Collected data

*-*-*

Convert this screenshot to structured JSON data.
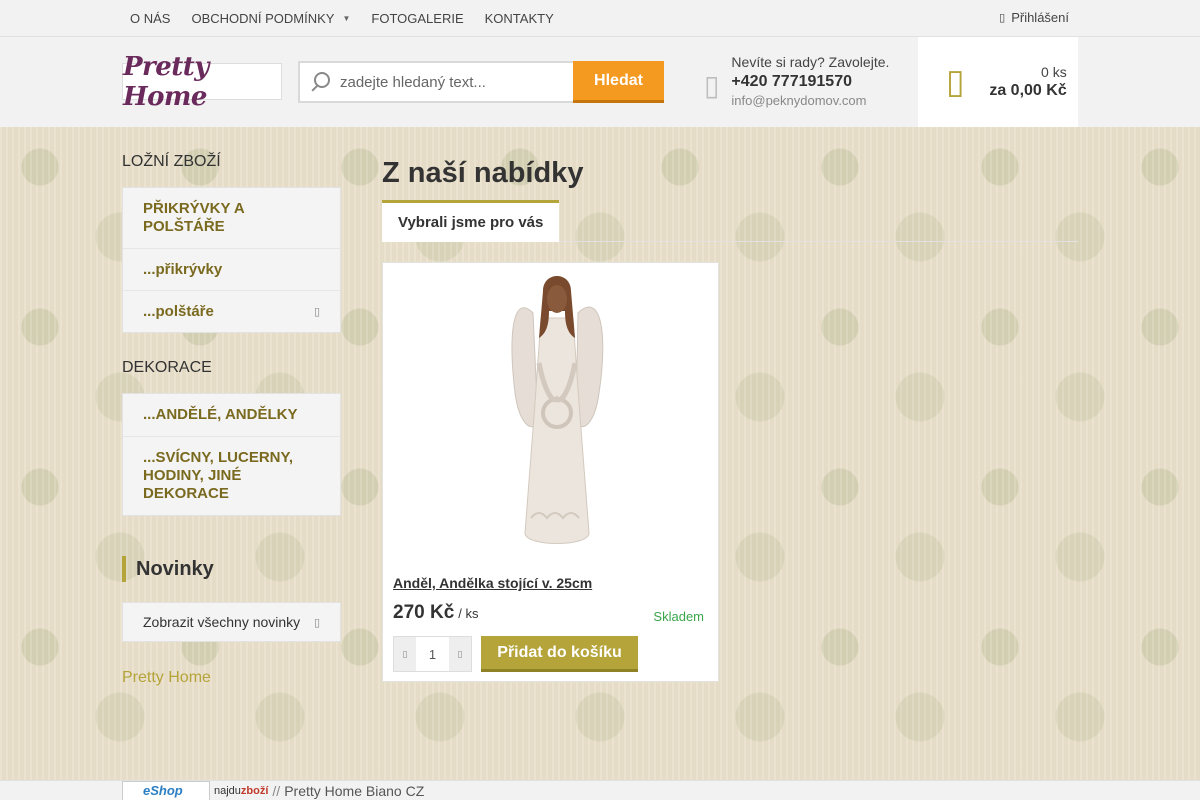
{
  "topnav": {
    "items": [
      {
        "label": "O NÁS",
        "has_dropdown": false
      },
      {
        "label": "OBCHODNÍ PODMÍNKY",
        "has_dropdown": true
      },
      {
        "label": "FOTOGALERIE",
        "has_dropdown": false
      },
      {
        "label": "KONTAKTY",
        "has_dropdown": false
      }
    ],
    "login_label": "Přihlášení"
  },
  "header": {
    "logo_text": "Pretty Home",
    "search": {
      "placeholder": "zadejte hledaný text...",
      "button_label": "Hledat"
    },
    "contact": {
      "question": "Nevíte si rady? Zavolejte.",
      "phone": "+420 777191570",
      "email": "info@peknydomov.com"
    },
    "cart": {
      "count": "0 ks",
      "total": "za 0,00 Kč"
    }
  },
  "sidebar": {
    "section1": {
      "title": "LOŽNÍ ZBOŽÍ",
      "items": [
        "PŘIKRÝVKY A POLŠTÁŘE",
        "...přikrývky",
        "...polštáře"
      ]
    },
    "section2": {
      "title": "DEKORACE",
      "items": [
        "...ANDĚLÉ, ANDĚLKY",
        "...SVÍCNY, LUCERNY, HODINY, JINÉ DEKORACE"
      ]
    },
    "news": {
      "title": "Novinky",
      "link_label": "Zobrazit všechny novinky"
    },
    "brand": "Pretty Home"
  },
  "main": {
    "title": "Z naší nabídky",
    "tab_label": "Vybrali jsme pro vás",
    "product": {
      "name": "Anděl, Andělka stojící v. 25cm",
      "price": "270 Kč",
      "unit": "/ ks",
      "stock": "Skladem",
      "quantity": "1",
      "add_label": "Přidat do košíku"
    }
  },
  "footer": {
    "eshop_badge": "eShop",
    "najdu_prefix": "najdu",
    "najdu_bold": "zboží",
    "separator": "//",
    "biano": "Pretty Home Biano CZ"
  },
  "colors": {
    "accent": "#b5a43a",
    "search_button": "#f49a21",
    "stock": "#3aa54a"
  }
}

*-*-*

EXERCISE TASK
Scan the lines for the string "title". Copy out each line that matches.

IN RESPONSE
      "title": "LOŽNÍ ZBOŽÍ",
      "title": "DEKORACE",
      "title": "Novinky",
    "title": "Z naší nabídky",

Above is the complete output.